TRECHO PARA LEITURA
As cidades sempre têm alguns recantos boêmios onde os intelectuais, artistas, políticos e cidadãos/ãs comuns se encontram para bate-papo e outros fins. São músicos interessados em novidades na área, poetas em busca de inspiração, artistas plásticos, pensando as tendências e mudanças na estética artística, articuladores políticos, que se encontram na costura de seus acertos e conchavos. Pessoas simples, trabalhadores que se encontram para uma boa conversa de amigos, ouvir uma música rara ou antiga.
Todos, quase sempre, também interessados em degustar uma boa cerveja, quitutes e outras iguarias. De modo que alguns desses espaços fazem parte da vida das cidades de forma muito marcante. Assumem um valor simbólico e de interação social e cultural que extrapola o mero conversê, a mera bebericagem tão comuns nesses recantos. Incutem novos valores, novos padrões culturais, agregam valor a um bairro e até a uma cidade.
No Maranhão poderíamos lembrar de vários cantos assim com essa simbologia e significação. Um dos mais importantes, algumas décadas atrás, a Movelaria Guanabara, na Rua do Sol, cumpriu um papel destacado no campo das artes pláticas. Os encontros, debates e exposições que lá ocorriam serviram para incutir novos rumos nas artes plásticas do Maranhão.
O Moto Bar, no Largo do Carmo, também teve seus momentos de glória como espaço charmoso de boemia e grandes encontros.
Mais recentemente, há pelo menos 15 anos, o Bar do Léo, no Horto do Vinhais, antiga Cobal, vem cumprindo um papel da maior relevância para aquele entreposto, uma vez que o charme e o zelo do espaço agrega um valor extraordinário àquele mercado. O único horto em pleno funcionamento ainda em São Luís. Em parte, em função do papel chamativo que aquele Bar exerce alí. O Bar do Léo, hoje não é só um bar, ou ponto de encontro de amigos. Vai muito além.
Hoje aquele espaço cumpre um papel que nem mesmo o Estado por aqui tem cumprido. Um espaço de preservação e inovação artístico-cultural. É, são coisas complementares, indissociáveis, apesar de alguns acharem que são inconciliáveis. O Bar do Léo reúne seguramente o maior acervo de música brasileira do Maranhão, quiçá, do Brasil, entre relíquias em milhares de fitas k7, LP’s, 78 rotações, rolos e cd’s, e lançamentos da fina flor da nossa música. E nesse aspecto o Léo é exigente.
Expõe em suas paredes, tetos e prateleiras, entre centenas de fotografias, gravuras e outras pinturas, uma plural coleção de peças e apetrechos da rica cultura popular brasileira e maranhense. Objetos da cultura indígena, quinquilharias do cotidiano do homem do campo, coisas da floresta, como cipós, vagens e outras espécies raras.
Tudo isso convivendo em perfeita conciliação com objetos e exemplares do avanço tecnológico e comunicacional do homem. São antigos e diferentes modelos de telefones; rádios e televisões dos mais variados formatos e épocas; velhas vitrolas, desde gramophones, pequenas radiolas philips à pilha, outras de inúmeros modelos e marcas, até exemplares mais modernos, nos quais Léo toca seus cd’s, para o deleite de seus frequentadores.

MATERIAL BRUTO
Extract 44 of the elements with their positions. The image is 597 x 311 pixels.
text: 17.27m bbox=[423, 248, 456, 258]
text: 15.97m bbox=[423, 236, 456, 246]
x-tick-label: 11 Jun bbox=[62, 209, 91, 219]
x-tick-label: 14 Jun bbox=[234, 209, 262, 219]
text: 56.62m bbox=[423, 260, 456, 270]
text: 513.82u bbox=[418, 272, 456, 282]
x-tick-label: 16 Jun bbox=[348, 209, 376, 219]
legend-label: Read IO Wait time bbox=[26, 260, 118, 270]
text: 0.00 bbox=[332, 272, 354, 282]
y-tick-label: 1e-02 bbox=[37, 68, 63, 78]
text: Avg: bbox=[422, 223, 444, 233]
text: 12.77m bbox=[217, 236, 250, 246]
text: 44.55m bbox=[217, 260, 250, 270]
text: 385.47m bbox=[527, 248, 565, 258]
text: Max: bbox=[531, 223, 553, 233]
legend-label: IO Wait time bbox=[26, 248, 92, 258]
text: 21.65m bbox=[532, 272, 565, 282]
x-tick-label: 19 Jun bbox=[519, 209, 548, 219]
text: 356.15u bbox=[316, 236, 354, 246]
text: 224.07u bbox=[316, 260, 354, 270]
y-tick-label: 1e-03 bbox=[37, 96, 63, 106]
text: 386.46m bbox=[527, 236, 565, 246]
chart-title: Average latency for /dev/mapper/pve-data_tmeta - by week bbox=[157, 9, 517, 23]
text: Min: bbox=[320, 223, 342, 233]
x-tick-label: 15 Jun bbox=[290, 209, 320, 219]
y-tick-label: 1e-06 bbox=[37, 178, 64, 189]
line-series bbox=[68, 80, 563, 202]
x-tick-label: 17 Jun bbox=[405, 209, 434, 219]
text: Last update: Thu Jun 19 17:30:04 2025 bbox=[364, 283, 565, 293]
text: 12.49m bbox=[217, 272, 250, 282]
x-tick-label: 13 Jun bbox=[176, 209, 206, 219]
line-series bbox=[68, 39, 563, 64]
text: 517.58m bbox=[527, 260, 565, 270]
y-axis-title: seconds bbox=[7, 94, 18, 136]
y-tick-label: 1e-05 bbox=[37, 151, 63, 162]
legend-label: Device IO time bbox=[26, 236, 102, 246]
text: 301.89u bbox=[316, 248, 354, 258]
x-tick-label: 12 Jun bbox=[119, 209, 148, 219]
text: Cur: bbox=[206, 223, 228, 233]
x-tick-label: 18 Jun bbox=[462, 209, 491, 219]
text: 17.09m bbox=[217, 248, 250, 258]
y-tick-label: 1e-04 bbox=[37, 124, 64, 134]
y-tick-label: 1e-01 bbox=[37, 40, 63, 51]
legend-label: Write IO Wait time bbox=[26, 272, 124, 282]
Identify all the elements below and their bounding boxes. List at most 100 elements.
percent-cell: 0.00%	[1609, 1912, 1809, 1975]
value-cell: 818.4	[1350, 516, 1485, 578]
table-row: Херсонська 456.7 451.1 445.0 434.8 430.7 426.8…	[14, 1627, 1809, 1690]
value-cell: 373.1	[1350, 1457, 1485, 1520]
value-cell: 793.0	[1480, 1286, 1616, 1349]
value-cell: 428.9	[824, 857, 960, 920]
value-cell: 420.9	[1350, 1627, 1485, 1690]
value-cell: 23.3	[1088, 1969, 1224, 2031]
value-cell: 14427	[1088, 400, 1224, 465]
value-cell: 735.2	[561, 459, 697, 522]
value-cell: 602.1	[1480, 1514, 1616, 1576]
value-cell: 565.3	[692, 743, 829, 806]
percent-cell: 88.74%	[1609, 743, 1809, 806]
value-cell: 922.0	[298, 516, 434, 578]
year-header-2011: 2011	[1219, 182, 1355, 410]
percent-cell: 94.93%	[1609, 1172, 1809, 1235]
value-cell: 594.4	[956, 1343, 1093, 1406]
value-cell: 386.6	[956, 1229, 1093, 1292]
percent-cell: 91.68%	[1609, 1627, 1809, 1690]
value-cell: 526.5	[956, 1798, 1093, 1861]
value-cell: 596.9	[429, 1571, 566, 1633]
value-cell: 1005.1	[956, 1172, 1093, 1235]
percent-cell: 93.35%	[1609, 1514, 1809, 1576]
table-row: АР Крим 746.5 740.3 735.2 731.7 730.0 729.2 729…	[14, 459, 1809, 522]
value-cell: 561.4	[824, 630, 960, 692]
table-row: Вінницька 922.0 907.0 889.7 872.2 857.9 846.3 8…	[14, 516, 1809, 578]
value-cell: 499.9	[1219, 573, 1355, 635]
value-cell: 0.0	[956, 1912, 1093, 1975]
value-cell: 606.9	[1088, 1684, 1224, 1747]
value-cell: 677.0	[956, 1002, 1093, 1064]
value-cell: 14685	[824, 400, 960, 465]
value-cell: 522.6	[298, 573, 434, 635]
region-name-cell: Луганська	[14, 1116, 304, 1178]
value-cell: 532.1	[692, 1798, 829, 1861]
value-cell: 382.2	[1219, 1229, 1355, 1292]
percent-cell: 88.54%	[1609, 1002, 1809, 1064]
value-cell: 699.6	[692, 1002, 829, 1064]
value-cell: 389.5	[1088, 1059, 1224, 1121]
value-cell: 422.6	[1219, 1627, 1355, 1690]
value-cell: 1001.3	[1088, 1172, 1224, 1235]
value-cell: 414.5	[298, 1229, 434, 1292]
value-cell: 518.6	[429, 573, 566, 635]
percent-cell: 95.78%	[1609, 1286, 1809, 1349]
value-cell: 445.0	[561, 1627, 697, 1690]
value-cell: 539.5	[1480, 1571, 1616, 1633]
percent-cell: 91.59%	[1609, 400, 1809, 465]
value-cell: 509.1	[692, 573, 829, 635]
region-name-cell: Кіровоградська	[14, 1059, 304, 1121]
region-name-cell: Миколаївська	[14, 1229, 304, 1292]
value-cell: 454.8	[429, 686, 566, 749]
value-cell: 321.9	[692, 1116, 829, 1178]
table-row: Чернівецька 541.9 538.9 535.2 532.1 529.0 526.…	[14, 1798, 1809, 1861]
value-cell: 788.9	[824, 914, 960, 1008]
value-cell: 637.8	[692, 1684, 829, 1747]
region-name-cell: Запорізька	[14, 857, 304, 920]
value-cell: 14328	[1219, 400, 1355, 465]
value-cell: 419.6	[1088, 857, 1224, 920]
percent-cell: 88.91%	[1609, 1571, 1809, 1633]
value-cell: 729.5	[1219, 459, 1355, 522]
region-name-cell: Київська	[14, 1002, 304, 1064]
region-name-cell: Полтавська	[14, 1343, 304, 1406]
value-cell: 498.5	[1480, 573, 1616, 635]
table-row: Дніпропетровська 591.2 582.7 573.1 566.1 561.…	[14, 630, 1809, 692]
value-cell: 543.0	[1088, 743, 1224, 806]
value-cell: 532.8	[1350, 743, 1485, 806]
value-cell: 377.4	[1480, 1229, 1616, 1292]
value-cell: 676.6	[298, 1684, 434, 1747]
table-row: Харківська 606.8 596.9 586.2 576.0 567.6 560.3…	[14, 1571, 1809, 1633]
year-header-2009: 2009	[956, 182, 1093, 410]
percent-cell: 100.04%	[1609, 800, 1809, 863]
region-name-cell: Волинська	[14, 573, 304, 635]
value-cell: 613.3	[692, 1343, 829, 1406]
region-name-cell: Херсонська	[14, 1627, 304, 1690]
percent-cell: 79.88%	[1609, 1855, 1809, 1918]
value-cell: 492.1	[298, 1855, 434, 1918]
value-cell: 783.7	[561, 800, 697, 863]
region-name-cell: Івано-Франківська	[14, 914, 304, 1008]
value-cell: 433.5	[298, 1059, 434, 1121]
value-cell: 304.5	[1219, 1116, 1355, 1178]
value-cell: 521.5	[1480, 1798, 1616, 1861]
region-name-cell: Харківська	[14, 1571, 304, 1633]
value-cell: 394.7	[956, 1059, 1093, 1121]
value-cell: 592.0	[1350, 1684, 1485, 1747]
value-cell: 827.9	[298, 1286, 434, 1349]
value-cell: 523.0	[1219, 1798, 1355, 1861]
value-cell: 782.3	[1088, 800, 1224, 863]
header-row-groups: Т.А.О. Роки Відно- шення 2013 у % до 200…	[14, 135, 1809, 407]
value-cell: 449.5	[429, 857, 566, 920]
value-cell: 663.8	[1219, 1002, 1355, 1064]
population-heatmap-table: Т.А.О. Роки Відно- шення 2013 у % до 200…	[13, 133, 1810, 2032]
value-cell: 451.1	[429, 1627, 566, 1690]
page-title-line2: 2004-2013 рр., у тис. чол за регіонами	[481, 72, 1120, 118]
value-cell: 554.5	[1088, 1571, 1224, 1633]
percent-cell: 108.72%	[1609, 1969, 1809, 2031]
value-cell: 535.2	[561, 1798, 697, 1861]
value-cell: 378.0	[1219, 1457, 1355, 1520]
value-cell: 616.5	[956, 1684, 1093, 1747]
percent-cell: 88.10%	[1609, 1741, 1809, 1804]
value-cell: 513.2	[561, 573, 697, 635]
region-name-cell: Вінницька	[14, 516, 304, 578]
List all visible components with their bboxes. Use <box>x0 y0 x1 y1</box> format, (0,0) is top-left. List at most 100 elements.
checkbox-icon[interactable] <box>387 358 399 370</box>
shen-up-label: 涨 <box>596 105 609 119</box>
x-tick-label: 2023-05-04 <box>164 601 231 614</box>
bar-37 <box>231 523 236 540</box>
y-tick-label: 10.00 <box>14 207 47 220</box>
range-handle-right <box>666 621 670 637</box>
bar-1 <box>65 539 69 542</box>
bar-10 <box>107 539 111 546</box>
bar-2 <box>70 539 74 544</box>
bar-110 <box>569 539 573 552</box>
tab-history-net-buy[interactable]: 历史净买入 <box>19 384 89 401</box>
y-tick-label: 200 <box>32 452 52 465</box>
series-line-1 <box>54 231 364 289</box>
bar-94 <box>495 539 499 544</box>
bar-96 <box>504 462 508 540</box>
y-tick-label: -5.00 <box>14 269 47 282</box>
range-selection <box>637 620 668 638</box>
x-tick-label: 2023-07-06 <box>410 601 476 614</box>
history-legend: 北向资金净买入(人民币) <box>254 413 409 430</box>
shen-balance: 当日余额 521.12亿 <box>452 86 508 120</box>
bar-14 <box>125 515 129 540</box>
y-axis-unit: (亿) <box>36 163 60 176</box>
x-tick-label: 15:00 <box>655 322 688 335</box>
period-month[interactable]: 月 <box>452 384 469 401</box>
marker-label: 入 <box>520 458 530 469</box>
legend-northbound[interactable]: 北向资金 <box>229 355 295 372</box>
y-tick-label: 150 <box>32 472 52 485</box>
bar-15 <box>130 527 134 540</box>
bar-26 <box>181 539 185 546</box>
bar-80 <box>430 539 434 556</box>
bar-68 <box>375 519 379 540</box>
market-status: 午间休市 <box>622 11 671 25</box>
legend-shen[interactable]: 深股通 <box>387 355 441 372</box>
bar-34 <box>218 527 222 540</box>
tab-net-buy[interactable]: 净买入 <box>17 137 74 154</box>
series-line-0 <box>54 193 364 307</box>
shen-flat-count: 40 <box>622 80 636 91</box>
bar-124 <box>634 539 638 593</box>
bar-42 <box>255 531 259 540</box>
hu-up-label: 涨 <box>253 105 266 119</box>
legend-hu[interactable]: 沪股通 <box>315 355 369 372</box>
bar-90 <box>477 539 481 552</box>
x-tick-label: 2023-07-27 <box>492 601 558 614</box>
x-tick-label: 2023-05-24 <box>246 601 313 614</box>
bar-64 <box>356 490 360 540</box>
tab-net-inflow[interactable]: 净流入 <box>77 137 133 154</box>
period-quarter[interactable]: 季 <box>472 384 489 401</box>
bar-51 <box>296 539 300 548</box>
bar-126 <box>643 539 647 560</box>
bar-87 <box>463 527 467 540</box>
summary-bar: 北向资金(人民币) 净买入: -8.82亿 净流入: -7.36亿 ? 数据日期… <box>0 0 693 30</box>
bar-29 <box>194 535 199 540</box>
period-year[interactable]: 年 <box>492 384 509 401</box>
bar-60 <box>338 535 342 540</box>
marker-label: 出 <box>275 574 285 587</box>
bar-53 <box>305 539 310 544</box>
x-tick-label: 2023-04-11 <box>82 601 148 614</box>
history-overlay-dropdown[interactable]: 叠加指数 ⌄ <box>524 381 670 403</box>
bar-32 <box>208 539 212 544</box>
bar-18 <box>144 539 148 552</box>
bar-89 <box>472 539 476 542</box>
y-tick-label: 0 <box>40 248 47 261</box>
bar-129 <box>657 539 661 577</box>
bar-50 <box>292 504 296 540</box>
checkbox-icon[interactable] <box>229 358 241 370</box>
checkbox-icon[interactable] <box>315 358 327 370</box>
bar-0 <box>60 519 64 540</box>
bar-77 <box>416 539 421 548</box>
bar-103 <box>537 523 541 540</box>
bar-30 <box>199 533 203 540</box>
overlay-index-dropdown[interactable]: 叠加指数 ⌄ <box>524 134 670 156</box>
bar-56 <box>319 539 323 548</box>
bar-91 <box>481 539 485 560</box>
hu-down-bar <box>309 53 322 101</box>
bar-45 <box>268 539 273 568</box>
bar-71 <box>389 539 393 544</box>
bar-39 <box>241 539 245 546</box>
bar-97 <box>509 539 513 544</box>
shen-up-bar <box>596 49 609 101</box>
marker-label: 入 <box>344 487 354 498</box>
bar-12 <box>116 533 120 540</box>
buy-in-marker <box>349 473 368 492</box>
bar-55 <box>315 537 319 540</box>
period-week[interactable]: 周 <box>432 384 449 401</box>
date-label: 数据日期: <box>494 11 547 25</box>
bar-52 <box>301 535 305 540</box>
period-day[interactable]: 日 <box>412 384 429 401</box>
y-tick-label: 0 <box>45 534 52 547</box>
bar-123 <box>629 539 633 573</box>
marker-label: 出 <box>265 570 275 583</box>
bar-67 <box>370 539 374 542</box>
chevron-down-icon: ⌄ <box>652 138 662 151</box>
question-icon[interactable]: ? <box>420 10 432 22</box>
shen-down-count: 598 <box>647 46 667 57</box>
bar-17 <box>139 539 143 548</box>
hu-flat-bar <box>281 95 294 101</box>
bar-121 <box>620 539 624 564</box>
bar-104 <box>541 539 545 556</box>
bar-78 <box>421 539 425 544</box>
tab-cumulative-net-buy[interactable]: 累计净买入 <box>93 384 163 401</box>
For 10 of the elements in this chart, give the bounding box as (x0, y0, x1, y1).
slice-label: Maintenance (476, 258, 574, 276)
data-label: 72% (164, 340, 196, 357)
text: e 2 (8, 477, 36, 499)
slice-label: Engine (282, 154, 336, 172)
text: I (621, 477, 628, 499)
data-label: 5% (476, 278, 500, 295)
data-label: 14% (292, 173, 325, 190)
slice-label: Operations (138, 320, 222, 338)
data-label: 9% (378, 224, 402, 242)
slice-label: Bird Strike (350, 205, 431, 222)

TAREFA PROPOSTA
Responda com base no texto sobre os recantos boêmios do Maranhão:
(a) Em que rua ficava a Movelaria Guanabara?
(b) Onde fica o Moto Bar?
(c) Há quanto tempo, no mínimo, o Bar do Léo vem cumprindo seu papel no Horto do Vinhais?

RESPOSTA ESPERADA
(a) Na Rua do Sol.
(b) No Largo do Carmo.
(c) Há pelo menos 15 anos.